▶ Aim
Find each line with the word "name" and copy it.

▶ Data shown

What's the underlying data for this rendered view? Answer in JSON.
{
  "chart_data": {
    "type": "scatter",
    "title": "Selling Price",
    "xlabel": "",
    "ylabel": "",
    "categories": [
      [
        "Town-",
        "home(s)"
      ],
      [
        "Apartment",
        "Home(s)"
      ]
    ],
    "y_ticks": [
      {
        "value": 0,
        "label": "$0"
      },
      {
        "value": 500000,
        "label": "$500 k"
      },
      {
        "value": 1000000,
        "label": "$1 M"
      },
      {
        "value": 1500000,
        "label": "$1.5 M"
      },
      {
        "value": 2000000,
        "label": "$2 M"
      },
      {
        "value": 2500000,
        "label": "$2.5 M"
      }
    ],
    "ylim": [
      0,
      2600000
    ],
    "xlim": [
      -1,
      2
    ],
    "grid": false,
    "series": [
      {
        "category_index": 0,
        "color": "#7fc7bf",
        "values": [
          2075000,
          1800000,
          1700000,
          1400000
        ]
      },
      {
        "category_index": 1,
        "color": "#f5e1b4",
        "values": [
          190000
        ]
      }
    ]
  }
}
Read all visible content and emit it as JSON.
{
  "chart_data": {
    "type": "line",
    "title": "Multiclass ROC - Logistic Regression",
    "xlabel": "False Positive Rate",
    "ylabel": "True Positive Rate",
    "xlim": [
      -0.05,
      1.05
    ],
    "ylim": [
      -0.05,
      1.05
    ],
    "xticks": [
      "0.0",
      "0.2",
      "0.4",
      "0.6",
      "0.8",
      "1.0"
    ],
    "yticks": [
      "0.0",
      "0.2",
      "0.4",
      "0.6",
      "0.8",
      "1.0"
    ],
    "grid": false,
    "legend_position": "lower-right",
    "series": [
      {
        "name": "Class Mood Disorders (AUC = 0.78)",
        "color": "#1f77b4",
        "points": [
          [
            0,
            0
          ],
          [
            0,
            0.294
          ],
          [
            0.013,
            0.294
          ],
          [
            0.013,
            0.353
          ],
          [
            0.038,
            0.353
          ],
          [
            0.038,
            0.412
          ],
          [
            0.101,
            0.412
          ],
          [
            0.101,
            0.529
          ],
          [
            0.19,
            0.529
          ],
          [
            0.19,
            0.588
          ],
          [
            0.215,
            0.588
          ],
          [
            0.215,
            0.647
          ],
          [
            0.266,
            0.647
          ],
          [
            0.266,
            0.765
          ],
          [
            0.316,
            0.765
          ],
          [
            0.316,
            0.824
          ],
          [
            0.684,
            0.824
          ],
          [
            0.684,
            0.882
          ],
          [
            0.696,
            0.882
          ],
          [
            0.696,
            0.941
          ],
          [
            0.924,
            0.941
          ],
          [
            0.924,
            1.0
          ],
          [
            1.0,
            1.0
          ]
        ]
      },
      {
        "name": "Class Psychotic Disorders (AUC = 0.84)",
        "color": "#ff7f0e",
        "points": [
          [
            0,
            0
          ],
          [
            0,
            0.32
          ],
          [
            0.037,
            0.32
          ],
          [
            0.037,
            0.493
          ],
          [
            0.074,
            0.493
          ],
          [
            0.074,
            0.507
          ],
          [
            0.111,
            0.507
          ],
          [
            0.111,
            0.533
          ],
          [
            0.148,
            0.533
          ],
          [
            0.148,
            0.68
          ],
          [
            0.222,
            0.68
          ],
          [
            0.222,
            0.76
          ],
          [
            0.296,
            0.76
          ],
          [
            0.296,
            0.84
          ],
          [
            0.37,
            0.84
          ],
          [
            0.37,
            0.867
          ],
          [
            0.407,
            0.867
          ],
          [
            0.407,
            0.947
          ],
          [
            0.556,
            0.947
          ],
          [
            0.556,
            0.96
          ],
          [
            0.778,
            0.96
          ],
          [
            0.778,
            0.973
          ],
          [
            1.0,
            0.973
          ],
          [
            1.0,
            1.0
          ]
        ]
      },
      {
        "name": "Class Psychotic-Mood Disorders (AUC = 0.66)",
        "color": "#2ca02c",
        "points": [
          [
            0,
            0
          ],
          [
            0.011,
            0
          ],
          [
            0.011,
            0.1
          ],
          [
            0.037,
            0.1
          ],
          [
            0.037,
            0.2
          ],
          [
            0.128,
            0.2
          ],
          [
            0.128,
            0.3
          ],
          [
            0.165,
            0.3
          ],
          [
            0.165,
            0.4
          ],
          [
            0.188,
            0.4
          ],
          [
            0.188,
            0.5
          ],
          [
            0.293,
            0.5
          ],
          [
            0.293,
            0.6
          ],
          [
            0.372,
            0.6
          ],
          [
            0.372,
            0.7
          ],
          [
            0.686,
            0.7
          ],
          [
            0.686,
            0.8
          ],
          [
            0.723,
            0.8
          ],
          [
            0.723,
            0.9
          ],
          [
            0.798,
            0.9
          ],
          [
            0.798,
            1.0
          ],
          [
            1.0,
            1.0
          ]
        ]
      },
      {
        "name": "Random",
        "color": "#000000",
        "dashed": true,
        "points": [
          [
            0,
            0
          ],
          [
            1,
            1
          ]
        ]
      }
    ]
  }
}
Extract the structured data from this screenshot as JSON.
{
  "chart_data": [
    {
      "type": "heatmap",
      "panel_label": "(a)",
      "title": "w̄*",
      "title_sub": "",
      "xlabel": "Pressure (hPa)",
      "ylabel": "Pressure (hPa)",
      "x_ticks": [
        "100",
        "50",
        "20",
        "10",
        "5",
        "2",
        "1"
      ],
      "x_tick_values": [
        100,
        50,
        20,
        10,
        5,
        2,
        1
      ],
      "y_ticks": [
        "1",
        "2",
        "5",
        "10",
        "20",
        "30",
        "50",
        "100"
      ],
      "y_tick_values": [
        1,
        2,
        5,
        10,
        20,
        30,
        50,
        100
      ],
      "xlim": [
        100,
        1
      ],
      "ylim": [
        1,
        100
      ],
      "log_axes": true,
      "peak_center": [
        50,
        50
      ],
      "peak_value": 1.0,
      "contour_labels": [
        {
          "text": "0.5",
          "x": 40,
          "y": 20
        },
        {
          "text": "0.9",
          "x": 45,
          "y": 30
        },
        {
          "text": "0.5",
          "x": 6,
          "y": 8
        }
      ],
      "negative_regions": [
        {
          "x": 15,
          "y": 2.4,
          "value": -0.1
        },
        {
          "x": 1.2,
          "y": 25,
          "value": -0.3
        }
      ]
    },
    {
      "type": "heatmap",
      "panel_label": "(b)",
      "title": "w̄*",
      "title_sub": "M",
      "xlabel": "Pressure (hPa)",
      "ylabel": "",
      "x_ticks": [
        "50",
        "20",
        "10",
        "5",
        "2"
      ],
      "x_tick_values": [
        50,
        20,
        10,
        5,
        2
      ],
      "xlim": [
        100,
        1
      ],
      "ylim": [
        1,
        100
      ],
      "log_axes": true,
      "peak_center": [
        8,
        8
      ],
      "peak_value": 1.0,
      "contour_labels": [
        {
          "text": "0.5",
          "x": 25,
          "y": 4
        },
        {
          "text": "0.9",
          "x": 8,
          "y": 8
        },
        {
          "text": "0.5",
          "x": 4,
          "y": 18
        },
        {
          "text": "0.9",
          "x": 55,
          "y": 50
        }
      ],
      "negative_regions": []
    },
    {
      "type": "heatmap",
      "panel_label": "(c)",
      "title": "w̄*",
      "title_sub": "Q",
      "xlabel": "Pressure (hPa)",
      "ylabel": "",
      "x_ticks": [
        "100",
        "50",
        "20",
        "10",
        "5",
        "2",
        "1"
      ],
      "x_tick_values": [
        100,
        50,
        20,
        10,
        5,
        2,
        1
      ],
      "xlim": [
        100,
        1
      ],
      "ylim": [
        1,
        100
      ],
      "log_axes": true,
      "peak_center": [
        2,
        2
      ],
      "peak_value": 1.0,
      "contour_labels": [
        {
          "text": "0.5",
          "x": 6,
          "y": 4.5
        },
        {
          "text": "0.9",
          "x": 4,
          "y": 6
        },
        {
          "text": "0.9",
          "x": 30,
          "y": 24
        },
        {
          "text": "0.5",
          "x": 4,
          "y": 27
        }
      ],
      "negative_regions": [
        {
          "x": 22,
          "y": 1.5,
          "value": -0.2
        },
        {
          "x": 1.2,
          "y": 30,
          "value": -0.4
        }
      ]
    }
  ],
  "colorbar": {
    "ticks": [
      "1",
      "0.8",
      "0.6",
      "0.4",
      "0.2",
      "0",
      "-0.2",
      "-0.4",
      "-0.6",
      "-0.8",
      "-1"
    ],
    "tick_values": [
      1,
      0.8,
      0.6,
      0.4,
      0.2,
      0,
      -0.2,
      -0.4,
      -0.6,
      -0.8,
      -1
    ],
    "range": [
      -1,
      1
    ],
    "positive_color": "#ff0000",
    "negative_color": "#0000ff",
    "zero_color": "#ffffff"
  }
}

▶ Completed task
        "name": "Class Mood Disorders (AUC = 0.78)",
        "name": "Class Psychotic Disorders (AUC = 0.84)",
        "name": "Class Psychotic-Mood Disorders (AUC = 0.66)",
        "name": "Random",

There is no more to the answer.